## DIRECTIVE
Write out every line below that includes the word "title".

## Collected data
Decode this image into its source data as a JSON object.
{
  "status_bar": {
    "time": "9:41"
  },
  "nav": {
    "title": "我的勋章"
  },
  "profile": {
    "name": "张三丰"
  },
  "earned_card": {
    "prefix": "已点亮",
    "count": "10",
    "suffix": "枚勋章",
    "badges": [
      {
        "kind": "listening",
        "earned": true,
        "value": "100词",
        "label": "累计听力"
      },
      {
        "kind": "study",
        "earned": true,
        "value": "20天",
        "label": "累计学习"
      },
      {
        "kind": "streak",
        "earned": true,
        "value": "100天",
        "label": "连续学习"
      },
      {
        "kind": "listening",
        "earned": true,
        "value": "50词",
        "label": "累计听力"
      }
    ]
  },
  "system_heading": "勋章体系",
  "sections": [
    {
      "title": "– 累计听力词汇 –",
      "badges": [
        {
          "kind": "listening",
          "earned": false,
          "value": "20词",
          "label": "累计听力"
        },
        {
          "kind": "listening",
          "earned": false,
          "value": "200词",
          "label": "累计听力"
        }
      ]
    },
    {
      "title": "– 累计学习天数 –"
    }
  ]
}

## WORKED SOLUTION
    "title": "我的勋章"
      "title": "– 累计听力词汇 –",
      "title": "– 累计学习天数 –"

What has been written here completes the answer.